— START OF ITEMS —

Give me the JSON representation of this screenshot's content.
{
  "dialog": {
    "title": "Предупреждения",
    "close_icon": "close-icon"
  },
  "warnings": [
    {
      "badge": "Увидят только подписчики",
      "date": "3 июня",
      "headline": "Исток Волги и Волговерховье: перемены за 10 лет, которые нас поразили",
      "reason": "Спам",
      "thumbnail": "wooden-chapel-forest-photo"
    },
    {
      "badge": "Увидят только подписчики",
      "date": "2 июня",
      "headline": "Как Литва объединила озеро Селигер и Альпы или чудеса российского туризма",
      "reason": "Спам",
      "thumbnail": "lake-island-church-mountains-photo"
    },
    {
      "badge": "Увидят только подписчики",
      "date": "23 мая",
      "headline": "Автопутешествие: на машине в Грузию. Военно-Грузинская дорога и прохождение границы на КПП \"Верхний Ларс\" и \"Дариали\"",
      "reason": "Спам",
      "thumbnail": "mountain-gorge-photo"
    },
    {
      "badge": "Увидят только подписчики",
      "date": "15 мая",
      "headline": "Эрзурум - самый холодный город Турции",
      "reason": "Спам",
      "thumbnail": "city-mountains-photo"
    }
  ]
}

— END OF ITEMS —
— START OF ITEMS —

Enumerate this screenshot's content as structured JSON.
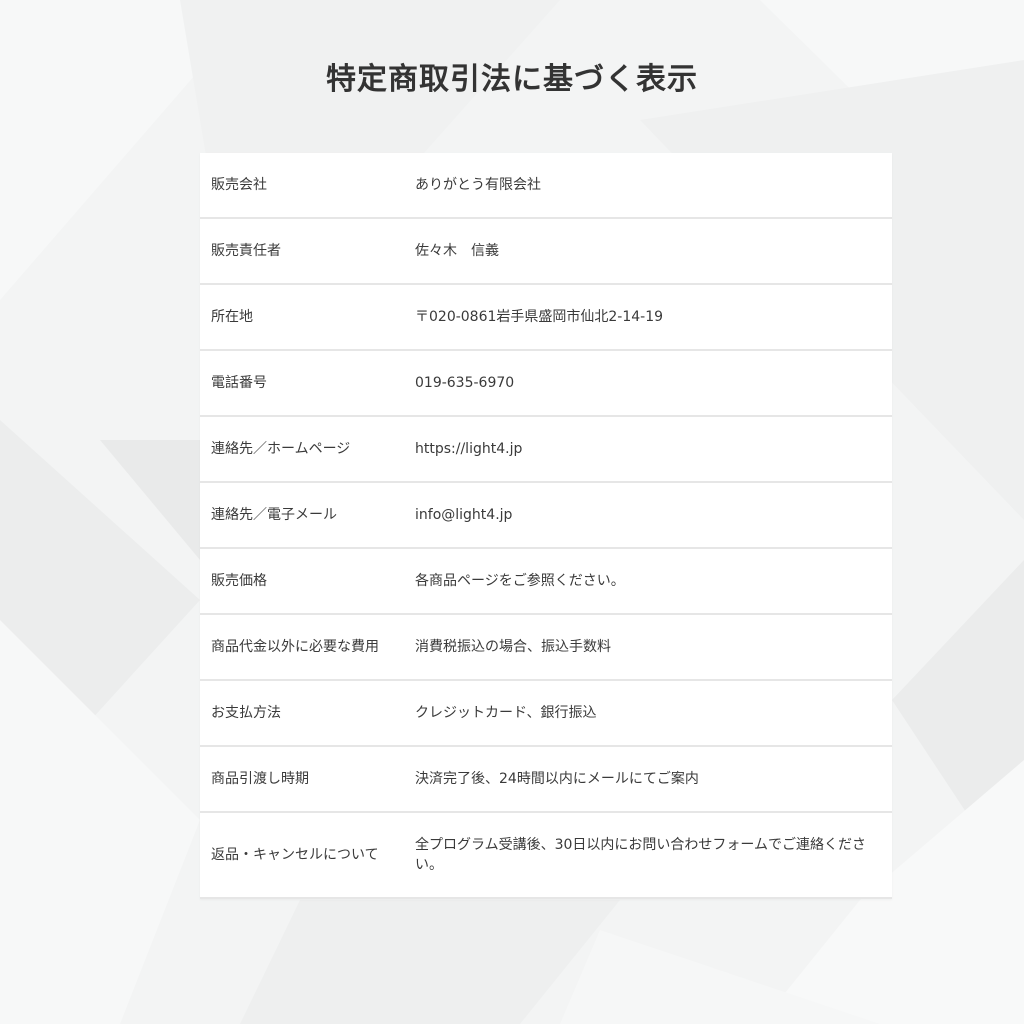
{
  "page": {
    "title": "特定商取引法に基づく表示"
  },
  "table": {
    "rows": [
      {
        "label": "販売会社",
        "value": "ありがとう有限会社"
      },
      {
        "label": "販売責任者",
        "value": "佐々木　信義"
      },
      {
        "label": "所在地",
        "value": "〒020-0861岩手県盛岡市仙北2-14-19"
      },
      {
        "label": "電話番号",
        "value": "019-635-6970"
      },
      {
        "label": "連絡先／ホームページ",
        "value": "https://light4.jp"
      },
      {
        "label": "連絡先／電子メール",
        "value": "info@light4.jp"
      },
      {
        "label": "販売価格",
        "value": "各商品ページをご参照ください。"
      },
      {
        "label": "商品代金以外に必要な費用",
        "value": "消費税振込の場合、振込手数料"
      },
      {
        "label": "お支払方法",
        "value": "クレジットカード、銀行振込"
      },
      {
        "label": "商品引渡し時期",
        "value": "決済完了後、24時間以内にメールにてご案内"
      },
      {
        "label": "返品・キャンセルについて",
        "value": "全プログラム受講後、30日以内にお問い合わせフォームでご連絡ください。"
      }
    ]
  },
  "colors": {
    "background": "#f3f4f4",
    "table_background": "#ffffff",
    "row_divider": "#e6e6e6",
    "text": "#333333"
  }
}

— END OF ITEMS —

● **SHORT PROBLEM**:
From the data, list each line in which the string "this" appears.

● **EXERCISE ANSWER**:
Give me the JSON representation of this screenshot's content.
Enumerate this screenshot's content as structured JSON.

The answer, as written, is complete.